The input =>
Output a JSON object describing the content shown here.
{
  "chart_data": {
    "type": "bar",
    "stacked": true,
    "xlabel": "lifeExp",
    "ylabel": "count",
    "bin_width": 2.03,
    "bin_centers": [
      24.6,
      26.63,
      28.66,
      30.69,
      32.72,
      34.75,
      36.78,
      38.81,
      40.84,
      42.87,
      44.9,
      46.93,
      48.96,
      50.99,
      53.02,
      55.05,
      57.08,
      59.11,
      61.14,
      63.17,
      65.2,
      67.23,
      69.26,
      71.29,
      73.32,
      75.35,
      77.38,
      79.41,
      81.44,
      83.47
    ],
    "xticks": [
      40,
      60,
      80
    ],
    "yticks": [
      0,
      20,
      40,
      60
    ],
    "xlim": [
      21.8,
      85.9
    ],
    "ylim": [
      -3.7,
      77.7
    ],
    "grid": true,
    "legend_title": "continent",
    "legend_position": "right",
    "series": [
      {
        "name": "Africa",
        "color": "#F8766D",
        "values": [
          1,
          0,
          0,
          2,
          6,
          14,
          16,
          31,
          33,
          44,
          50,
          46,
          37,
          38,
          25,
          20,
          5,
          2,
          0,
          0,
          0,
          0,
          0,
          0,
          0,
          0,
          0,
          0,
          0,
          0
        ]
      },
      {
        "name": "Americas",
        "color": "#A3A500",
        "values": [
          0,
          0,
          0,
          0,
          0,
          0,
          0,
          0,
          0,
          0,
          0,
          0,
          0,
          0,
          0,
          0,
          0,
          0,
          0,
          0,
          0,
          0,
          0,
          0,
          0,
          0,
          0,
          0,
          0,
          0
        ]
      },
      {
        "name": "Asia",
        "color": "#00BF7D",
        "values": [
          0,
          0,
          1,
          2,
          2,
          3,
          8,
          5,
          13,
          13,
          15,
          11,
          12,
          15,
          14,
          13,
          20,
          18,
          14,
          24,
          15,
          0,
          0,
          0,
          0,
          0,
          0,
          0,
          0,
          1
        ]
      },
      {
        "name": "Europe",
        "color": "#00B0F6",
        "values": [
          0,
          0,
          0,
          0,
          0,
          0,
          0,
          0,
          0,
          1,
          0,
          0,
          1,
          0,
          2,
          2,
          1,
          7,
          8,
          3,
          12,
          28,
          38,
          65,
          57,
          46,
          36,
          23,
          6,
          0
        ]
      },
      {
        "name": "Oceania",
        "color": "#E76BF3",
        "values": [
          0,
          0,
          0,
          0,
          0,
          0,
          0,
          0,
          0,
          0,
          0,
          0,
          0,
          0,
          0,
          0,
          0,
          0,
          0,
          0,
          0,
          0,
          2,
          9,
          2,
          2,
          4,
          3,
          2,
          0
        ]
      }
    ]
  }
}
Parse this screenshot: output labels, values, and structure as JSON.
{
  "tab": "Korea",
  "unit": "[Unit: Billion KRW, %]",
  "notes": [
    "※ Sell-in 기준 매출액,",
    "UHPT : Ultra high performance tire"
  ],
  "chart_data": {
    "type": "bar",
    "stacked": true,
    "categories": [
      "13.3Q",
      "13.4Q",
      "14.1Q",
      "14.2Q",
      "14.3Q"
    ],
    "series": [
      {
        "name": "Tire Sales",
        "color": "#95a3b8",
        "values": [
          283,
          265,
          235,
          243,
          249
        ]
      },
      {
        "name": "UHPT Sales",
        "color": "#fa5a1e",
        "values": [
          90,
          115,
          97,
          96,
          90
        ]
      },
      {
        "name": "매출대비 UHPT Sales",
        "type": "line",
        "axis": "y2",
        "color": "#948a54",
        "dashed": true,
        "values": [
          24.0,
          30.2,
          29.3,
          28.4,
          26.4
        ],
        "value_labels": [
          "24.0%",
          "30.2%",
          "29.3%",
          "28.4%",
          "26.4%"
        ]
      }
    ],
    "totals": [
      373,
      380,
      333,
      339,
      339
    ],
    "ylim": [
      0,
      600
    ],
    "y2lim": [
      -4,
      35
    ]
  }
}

Your objective => Repeat the data above exactly.

Worked answer =>
Output a JSON object describing the content shown here.
{
  "chart_data": {
    "type": "bar",
    "stacked": true,
    "xlabel": "lifeExp",
    "ylabel": "count",
    "bin_width": 2.03,
    "bin_centers": [
      24.6,
      26.63,
      28.66,
      30.69,
      32.72,
      34.75,
      36.78,
      38.81,
      40.84,
      42.87,
      44.9,
      46.93,
      48.96,
      50.99,
      53.02,
      55.05,
      57.08,
      59.11,
      61.14,
      63.17,
      65.2,
      67.23,
      69.26,
      71.29,
      73.32,
      75.35,
      77.38,
      79.41,
      81.44,
      83.47
    ],
    "xticks": [
      40,
      60,
      80
    ],
    "yticks": [
      0,
      20,
      40,
      60
    ],
    "xlim": [
      21.8,
      85.9
    ],
    "ylim": [
      -3.7,
      77.7
    ],
    "grid": true,
    "legend_title": "continent",
    "legend_position": "right",
    "series": [
      {
        "name": "Africa",
        "color": "#F8766D",
        "values": [
          1,
          0,
          0,
          2,
          6,
          14,
          16,
          31,
          33,
          44,
          50,
          46,
          37,
          38,
          25,
          20,
          5,
          2,
          0,
          0,
          0,
          0,
          0,
          0,
          0,
          0,
          0,
          0,
          0,
          0
        ]
      },
      {
        "name": "Americas",
        "color": "#A3A500",
        "values": [
          0,
          0,
          0,
          0,
          0,
          0,
          0,
          0,
          0,
          0,
          0,
          0,
          0,
          0,
          0,
          0,
          0,
          0,
          0,
          0,
          0,
          0,
          0,
          0,
          0,
          0,
          0,
          0,
          0,
          0
        ]
      },
      {
        "name": "Asia",
        "color": "#00BF7D",
        "values": [
          0,
          0,
          1,
          2,
          2,
          3,
          8,
          5,
          13,
          13,
          15,
          11,
          12,
          15,
          14,
          13,
          20,
          18,
          14,
          24,
          15,
          0,
          0,
          0,
          0,
          0,
          0,
          0,
          0,
          1
        ]
      },
      {
        "name": "Europe",
        "color": "#00B0F6",
        "values": [
          0,
          0,
          0,
          0,
          0,
          0,
          0,
          0,
          0,
          1,
          0,
          0,
          1,
          0,
          2,
          2,
          1,
          7,
          8,
          3,
          12,
          28,
          38,
          65,
          57,
          46,
          36,
          23,
          6,
          0
        ]
      },
      {
        "name": "Oceania",
        "color": "#E76BF3",
        "values": [
          0,
          0,
          0,
          0,
          0,
          0,
          0,
          0,
          0,
          0,
          0,
          0,
          0,
          0,
          0,
          0,
          0,
          0,
          0,
          0,
          0,
          0,
          2,
          9,
          2,
          2,
          4,
          3,
          2,
          0
        ]
      }
    ]
  }
}
Parse this screenshot: output labels, values, and structure as JSON.
{
  "tab": "Korea",
  "unit": "[Unit: Billion KRW, %]",
  "notes": [
    "※ Sell-in 기준 매출액,",
    "UHPT : Ultra high performance tire"
  ],
  "chart_data": {
    "type": "bar",
    "stacked": true,
    "categories": [
      "13.3Q",
      "13.4Q",
      "14.1Q",
      "14.2Q",
      "14.3Q"
    ],
    "series": [
      {
        "name": "Tire Sales",
        "color": "#95a3b8",
        "values": [
          283,
          265,
          235,
          243,
          249
        ]
      },
      {
        "name": "UHPT Sales",
        "color": "#fa5a1e",
        "values": [
          90,
          115,
          97,
          96,
          90
        ]
      },
      {
        "name": "매출대비 UHPT Sales",
        "type": "line",
        "axis": "y2",
        "color": "#948a54",
        "dashed": true,
        "values": [
          24.0,
          30.2,
          29.3,
          28.4,
          26.4
        ],
        "value_labels": [
          "24.0%",
          "30.2%",
          "29.3%",
          "28.4%",
          "26.4%"
        ]
      }
    ],
    "totals": [
      373,
      380,
      333,
      339,
      339
    ],
    "ylim": [
      0,
      600
    ],
    "y2lim": [
      -4,
      35
    ]
  }
}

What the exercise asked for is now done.